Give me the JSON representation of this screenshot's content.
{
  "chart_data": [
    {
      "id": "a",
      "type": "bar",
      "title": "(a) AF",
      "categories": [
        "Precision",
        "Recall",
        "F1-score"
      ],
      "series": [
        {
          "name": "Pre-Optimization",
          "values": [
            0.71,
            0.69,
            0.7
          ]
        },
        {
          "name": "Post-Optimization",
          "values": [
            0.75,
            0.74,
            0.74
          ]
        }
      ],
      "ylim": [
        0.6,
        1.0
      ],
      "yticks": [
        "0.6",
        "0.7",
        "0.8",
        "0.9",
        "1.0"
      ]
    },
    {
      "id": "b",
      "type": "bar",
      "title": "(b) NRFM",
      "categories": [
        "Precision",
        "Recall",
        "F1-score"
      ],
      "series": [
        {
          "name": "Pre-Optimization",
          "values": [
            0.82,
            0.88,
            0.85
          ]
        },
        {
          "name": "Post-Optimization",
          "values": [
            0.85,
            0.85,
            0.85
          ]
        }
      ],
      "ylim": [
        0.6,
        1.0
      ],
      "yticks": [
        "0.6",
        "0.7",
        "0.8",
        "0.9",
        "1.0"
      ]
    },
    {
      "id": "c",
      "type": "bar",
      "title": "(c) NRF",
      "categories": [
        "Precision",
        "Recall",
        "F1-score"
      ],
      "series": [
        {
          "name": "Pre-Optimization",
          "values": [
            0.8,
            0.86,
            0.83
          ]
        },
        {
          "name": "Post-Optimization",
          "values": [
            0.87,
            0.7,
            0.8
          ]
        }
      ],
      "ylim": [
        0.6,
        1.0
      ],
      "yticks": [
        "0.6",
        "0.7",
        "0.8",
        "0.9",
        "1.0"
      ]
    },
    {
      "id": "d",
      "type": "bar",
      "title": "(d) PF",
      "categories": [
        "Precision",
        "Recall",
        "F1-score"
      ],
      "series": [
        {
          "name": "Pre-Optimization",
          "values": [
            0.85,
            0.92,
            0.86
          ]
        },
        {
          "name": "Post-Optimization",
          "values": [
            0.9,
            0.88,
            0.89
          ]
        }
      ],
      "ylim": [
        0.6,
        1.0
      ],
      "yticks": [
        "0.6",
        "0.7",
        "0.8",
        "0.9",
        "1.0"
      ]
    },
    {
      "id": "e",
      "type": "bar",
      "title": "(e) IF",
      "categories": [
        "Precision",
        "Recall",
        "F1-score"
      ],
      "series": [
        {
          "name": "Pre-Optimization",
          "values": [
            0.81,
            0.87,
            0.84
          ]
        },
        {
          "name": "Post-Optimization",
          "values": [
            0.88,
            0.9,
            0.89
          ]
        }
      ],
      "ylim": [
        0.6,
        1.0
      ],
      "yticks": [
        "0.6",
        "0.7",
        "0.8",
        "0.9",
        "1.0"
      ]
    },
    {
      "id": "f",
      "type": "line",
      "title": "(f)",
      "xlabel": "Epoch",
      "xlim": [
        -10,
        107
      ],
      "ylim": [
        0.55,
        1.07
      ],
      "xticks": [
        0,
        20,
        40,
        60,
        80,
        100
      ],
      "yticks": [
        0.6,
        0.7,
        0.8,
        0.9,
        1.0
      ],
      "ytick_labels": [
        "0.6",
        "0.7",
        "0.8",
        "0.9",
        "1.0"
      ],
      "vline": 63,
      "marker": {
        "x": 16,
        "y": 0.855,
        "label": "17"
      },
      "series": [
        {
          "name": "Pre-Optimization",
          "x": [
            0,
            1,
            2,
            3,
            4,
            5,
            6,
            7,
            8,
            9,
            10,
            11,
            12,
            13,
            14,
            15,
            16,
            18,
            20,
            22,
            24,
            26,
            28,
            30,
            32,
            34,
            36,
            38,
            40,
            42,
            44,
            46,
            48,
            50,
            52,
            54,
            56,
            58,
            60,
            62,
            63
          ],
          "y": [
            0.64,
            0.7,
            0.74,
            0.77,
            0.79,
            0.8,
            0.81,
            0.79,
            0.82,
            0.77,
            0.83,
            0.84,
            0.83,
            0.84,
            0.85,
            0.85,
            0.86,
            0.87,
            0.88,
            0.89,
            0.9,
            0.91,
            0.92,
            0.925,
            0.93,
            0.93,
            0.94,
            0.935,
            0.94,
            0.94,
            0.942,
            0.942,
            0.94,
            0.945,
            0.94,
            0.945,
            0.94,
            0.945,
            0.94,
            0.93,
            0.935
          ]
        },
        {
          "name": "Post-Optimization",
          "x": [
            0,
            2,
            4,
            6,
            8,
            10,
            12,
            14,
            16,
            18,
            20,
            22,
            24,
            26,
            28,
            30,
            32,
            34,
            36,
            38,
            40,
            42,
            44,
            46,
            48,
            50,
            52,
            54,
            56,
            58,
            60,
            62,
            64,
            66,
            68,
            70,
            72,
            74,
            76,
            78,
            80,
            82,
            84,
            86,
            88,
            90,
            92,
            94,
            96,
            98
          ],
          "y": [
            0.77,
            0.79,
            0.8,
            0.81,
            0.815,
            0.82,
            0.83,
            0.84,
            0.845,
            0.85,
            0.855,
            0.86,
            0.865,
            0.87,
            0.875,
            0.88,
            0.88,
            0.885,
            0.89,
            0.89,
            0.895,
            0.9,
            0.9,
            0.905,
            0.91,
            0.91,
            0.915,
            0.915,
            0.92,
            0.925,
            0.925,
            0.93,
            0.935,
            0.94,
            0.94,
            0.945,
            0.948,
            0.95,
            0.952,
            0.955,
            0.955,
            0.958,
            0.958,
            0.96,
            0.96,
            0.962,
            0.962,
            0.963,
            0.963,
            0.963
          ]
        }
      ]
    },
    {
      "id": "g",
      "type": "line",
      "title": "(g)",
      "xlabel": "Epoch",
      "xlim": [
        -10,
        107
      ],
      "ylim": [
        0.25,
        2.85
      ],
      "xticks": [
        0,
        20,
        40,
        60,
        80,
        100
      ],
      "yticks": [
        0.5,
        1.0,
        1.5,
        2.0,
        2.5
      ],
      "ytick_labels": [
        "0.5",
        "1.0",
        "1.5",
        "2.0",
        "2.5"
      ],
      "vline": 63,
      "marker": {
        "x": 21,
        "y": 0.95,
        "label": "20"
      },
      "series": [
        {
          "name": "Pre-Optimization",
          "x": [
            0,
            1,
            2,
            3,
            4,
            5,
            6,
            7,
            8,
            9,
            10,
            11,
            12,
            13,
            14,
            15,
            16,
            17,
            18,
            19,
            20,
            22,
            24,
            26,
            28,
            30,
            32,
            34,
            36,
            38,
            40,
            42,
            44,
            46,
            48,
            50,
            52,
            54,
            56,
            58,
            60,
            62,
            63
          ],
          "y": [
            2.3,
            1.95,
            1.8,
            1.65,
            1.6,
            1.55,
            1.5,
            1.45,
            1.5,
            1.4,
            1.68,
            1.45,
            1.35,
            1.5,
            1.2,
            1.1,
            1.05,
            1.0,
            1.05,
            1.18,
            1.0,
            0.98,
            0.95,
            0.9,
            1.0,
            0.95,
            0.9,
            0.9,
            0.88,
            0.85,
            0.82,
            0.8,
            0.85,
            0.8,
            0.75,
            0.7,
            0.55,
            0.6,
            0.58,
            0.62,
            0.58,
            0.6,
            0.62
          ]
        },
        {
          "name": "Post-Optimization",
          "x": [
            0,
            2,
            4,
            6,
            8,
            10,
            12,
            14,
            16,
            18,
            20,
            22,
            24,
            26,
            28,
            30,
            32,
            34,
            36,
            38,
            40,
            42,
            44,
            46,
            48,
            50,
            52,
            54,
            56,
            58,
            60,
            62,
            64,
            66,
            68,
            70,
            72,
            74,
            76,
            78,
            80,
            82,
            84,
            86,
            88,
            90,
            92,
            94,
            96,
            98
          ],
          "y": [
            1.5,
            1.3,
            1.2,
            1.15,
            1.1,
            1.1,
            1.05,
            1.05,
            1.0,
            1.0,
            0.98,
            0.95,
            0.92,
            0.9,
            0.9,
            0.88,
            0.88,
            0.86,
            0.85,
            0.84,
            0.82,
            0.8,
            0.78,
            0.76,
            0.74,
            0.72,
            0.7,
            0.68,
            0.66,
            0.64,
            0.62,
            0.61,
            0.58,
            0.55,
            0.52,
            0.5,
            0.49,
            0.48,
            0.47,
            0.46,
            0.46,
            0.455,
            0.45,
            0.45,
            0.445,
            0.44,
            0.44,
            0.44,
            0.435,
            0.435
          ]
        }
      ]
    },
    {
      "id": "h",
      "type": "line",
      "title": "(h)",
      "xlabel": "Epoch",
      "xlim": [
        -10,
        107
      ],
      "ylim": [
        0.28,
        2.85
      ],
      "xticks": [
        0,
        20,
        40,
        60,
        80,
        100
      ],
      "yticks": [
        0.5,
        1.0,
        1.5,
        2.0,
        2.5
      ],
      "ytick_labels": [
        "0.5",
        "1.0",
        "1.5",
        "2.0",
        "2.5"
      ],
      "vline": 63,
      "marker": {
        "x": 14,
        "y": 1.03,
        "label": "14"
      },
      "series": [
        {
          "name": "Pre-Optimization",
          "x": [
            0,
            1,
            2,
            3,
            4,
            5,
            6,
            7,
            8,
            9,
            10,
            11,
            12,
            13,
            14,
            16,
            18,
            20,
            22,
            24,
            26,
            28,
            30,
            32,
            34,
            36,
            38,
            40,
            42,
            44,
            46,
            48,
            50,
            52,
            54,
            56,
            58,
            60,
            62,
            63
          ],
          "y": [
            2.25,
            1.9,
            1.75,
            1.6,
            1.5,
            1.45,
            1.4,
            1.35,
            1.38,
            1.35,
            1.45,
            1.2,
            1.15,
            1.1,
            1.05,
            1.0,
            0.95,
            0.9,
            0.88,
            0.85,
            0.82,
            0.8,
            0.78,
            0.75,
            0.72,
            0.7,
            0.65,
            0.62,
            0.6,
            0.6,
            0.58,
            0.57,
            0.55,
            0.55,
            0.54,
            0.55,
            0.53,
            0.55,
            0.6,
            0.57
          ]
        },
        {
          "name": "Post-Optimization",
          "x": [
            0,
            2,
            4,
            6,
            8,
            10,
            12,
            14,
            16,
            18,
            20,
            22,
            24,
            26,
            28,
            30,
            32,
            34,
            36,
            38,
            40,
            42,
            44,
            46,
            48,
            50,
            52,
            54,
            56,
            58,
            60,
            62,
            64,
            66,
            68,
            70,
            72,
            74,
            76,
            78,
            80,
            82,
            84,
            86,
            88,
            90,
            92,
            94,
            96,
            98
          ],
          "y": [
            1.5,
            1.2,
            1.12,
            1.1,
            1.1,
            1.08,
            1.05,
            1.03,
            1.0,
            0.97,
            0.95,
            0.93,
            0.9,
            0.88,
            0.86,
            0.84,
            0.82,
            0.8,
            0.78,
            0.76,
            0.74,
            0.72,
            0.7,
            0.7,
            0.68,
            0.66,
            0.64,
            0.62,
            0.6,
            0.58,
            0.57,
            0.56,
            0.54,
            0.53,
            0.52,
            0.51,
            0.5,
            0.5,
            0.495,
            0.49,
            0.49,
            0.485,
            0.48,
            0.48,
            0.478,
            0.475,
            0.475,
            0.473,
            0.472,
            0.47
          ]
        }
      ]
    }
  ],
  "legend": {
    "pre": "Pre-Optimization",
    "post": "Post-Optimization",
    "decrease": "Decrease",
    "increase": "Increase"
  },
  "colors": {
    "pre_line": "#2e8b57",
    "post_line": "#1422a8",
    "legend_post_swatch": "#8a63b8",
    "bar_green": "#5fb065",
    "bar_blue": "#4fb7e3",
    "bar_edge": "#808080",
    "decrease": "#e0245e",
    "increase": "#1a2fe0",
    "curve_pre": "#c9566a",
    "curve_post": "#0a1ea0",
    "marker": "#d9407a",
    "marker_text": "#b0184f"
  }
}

======

Every line that holds the word "decrease" should be extracted.

    "decrease": "Decrease",
    "decrease": "#e0245e",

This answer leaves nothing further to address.